# Consigne 1
Citez les noms des savants de la famille M’chedali mentionnés dans l’entretien.
# Consigne 2
Répondez à ces questions à partir de l’entretien :
(a) Depuis quelle année l’idée de cette manifestation était-elle portée par son initiatrice ?
(b) En quel mois et quelle année le premier séminaire de Bouira a-t-il eu lieu ?
(c) Dans quelle localité l’initiatrice a-t-elle toujours voulu organiser la manifestation ?
# Consigne 3
Remplacez « colloque » par « séminaire » en recopiant le passage de l’entretien qui va de « La Dépêche de » jusqu’à « les questions historiques. » inclus.

# Extrait du texte
*-*-*
La Dépêche de Kabylie : Vous venez d’achever les travaux du colloque sur l’histoire de la région de M’chedallah, qu’en est-il de votre impression ?Yasmina Saoudi : Mon impression ! Je dirais qu’en fait c’est une réussite dans la mesure où nous avons enfin réussi à jeter les dés dans un terrain jusque-là laissé en jachère. D’ailleurs, l’adhésion de la population qui a tenu à marquer sa présence en force le jour de la manifestation, ne peut être qu’une preuve de surcroît qui dénote, si besoin est, de la sensibilité des gens envers les questions historiques.
Et pour ce qui est de l’idée ayant présidé à ce travail…l Je ne vous cache pas que c’est une initiative individuelle que j’ai déjà prise dans le passé sans que cela ne me procure la satisfaction escomptée. C’est peut-être dû au fait que j’ai toujours voulu organiser cette manifestation à Maillot et pas ailleurs où l’opportunité m’avait été donnée. C’était donc depuis 2004 que je traîne cette idée, et fort heureusement que cette année, j’ai trouvé un écho favorable auprès des responsables de la commune de M’chedallah que je salue au passage, et qui m’ont permis de réaliser ce projet qui me tient tant à cœur. Je souligne que deux autres séminaires ont été organisés dans le même sillage au niveau de Bouira : le premier au cours du mois d’avril 2005 et le deuxième au mois d’avril dernier et qui traitaient des savants de la région dont je cite le cas de la famille M’chedali, entre autres Nacer Dine, Abou Amrane et Abou Lqacem.
*-*-*
# Données extraites
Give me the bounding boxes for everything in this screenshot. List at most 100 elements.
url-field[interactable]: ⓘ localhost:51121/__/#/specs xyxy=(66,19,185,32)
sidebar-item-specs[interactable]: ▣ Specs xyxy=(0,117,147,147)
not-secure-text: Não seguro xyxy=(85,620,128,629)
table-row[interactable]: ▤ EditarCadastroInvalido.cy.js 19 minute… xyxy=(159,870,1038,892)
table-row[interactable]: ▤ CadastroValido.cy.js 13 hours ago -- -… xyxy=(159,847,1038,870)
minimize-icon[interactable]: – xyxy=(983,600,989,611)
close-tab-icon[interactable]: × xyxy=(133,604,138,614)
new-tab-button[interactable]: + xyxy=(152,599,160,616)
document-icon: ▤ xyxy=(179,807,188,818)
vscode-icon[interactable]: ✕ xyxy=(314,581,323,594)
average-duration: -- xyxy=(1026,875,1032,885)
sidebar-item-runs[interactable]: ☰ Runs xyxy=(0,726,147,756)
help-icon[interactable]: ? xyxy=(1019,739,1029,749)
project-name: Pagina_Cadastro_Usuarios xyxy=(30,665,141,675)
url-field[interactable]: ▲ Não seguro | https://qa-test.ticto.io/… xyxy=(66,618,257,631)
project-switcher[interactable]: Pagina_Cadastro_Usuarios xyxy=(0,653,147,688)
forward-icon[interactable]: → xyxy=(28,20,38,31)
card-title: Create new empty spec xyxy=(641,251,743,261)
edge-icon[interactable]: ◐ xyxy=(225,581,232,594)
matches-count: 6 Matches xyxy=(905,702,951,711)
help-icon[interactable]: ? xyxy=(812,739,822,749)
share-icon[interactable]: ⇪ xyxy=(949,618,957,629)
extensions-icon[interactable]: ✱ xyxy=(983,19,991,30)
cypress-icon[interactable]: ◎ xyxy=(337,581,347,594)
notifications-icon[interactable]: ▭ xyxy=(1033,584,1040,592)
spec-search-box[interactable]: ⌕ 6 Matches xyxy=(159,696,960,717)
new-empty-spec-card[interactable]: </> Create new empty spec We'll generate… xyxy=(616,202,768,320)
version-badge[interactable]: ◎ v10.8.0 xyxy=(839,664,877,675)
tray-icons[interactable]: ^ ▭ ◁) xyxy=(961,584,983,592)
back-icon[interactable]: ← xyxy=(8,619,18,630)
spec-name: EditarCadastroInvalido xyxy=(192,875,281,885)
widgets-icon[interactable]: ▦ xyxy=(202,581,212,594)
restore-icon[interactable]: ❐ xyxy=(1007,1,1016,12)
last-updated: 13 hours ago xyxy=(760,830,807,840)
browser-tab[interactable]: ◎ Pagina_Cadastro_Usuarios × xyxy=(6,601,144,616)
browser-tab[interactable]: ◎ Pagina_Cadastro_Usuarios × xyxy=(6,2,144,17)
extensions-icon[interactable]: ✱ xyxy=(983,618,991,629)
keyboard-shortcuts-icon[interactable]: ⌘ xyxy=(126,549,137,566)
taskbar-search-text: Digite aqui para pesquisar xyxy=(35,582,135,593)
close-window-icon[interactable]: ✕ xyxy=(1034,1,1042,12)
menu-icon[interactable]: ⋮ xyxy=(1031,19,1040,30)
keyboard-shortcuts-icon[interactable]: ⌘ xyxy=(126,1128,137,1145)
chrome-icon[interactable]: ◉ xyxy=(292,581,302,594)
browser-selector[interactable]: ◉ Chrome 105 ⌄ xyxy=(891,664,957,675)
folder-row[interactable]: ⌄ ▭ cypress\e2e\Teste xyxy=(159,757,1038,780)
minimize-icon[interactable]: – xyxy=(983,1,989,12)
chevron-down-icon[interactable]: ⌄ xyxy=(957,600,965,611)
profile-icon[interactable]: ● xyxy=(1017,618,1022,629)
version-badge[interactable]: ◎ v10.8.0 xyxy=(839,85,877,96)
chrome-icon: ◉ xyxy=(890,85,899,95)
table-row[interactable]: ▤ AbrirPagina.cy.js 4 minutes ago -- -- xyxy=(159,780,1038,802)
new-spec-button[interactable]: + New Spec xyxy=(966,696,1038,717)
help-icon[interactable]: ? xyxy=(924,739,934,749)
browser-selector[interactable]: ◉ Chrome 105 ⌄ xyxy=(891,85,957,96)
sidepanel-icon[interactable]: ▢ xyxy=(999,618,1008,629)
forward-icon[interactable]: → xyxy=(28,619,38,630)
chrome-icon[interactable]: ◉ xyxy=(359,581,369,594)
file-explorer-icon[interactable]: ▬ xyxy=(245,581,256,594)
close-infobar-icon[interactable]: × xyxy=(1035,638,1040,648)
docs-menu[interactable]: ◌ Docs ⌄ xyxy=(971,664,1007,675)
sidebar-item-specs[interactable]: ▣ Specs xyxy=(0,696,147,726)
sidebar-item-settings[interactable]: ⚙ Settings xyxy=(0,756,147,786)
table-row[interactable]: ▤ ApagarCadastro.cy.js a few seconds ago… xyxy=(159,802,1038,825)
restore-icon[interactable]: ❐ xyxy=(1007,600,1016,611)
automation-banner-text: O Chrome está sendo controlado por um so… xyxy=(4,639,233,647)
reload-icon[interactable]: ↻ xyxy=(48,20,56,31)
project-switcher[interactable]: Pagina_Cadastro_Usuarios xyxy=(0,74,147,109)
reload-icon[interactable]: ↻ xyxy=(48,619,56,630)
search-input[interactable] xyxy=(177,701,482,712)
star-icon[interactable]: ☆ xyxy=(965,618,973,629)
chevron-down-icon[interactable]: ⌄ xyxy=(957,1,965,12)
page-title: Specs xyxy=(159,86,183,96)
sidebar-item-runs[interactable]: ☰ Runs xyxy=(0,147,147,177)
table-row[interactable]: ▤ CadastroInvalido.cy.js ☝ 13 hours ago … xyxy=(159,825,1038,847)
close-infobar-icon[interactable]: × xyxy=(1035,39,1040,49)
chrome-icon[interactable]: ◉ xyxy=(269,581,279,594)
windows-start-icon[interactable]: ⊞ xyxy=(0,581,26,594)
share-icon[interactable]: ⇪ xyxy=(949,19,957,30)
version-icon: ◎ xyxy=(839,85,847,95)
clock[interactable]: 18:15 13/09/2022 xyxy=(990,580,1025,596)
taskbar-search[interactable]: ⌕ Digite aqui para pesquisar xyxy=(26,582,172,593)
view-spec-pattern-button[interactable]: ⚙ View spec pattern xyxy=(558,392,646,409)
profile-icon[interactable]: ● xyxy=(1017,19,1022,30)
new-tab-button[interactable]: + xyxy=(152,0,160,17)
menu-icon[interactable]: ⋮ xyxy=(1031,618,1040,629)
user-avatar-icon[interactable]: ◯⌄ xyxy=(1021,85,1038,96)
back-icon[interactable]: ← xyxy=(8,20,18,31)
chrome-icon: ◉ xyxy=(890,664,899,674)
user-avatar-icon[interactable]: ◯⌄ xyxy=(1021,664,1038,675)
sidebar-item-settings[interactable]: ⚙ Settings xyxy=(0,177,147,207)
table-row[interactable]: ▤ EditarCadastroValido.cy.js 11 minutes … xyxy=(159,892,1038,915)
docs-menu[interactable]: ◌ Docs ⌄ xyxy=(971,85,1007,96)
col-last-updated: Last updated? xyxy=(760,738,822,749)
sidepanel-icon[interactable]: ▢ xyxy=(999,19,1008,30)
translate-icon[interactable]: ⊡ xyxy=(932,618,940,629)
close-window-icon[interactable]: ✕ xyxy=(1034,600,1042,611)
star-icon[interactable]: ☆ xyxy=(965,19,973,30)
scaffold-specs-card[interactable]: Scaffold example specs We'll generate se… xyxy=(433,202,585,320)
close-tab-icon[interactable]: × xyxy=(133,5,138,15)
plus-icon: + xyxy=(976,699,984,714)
*-*-*
# Réponse attendue 1
Nacer Dine, Abou Amrane et Abou Lqacem.

# Réponse attendue 2
(a) Depuis 2004.
(b) En avril 2005.
(c) À Maillot.

# Réponse attendue 3
La Dépêche de Kabylie : Vous venez d’achever les travaux du séminaire sur l’histoire de la région de M’chedallah, qu’en est-il de votre impression ?Yasmina Saoudi : Mon impression ! Je dirais qu’en fait c’est une réussite dans la mesure où nous avons enfin réussi à jeter les dés dans un terrain jusque-là laissé en jachère. D’ailleurs, l’adhésion de la population qui a tenu à marquer sa présence en force le jour de la manifestation, ne peut être qu’une preuve de surcroît qui dénote, si besoin est, de la sensibilité des gens envers les questions historiques.